==== Task material ====

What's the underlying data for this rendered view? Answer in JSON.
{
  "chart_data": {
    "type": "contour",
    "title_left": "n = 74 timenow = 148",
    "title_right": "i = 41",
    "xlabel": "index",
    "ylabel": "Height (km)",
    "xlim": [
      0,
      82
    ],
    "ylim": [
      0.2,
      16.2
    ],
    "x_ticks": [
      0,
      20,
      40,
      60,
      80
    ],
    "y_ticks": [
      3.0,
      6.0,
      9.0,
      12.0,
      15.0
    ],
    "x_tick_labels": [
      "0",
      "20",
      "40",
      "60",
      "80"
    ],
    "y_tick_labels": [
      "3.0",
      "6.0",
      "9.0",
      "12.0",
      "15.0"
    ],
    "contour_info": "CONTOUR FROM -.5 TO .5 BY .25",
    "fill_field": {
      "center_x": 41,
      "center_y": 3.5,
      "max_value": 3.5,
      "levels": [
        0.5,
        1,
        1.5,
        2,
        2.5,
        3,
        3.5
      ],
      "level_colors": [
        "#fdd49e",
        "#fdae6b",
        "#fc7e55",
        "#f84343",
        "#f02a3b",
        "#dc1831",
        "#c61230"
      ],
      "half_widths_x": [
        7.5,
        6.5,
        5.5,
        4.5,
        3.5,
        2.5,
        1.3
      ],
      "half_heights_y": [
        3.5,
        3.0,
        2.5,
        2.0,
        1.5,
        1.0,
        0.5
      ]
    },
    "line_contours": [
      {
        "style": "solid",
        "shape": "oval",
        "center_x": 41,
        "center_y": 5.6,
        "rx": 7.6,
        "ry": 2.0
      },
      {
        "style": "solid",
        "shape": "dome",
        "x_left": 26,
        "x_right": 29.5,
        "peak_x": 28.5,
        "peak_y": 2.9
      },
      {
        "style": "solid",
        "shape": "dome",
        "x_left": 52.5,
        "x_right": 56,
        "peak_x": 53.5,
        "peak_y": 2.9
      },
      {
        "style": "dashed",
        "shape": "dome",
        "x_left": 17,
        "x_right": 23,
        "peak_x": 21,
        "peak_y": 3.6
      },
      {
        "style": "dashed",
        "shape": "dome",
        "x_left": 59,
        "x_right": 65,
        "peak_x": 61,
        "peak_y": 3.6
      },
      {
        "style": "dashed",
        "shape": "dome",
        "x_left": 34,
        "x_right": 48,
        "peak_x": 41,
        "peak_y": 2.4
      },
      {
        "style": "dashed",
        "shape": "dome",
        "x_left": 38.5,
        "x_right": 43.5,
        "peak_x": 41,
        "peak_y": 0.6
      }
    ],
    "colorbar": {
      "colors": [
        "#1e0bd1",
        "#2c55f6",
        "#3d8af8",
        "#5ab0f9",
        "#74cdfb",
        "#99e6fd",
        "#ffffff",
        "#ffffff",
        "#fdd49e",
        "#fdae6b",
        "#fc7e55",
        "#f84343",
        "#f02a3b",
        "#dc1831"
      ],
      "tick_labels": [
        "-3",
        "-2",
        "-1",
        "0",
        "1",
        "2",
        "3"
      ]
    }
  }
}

====

**Directive:** Retype the entries exactly, including every line.

**In response:**
What's the underlying data for this rendered view? Answer in JSON.
{
  "chart_data": {
    "type": "contour",
    "title_left": "n = 74 timenow = 148",
    "title_right": "i = 41",
    "xlabel": "index",
    "ylabel": "Height (km)",
    "xlim": [
      0,
      82
    ],
    "ylim": [
      0.2,
      16.2
    ],
    "x_ticks": [
      0,
      20,
      40,
      60,
      80
    ],
    "y_ticks": [
      3.0,
      6.0,
      9.0,
      12.0,
      15.0
    ],
    "x_tick_labels": [
      "0",
      "20",
      "40",
      "60",
      "80"
    ],
    "y_tick_labels": [
      "3.0",
      "6.0",
      "9.0",
      "12.0",
      "15.0"
    ],
    "contour_info": "CONTOUR FROM -.5 TO .5 BY .25",
    "fill_field": {
      "center_x": 41,
      "center_y": 3.5,
      "max_value": 3.5,
      "levels": [
        0.5,
        1,
        1.5,
        2,
        2.5,
        3,
        3.5
      ],
      "level_colors": [
        "#fdd49e",
        "#fdae6b",
        "#fc7e55",
        "#f84343",
        "#f02a3b",
        "#dc1831",
        "#c61230"
      ],
      "half_widths_x": [
        7.5,
        6.5,
        5.5,
        4.5,
        3.5,
        2.5,
        1.3
      ],
      "half_heights_y": [
        3.5,
        3.0,
        2.5,
        2.0,
        1.5,
        1.0,
        0.5
      ]
    },
    "line_contours": [
      {
        "style": "solid",
        "shape": "oval",
        "center_x": 41,
        "center_y": 5.6,
        "rx": 7.6,
        "ry": 2.0
      },
      {
        "style": "solid",
        "shape": "dome",
        "x_left": 26,
        "x_right": 29.5,
        "peak_x": 28.5,
        "peak_y": 2.9
      },
      {
        "style": "solid",
        "shape": "dome",
        "x_left": 52.5,
        "x_right": 56,
        "peak_x": 53.5,
        "peak_y": 2.9
      },
      {
        "style": "dashed",
        "shape": "dome",
        "x_left": 17,
        "x_right": 23,
        "peak_x": 21,
        "peak_y": 3.6
      },
      {
        "style": "dashed",
        "shape": "dome",
        "x_left": 59,
        "x_right": 65,
        "peak_x": 61,
        "peak_y": 3.6
      },
      {
        "style": "dashed",
        "shape": "dome",
        "x_left": 34,
        "x_right": 48,
        "peak_x": 41,
        "peak_y": 2.4
      },
      {
        "style": "dashed",
        "shape": "dome",
        "x_left": 38.5,
        "x_right": 43.5,
        "peak_x": 41,
        "peak_y": 0.6
      }
    ],
    "colorbar": {
      "colors": [
        "#1e0bd1",
        "#2c55f6",
        "#3d8af8",
        "#5ab0f9",
        "#74cdfb",
        "#99e6fd",
        "#ffffff",
        "#ffffff",
        "#fdd49e",
        "#fdae6b",
        "#fc7e55",
        "#f84343",
        "#f02a3b",
        "#dc1831"
      ],
      "tick_labels": [
        "-3",
        "-2",
        "-1",
        "0",
        "1",
        "2",
        "3"
      ]
    }
  }
}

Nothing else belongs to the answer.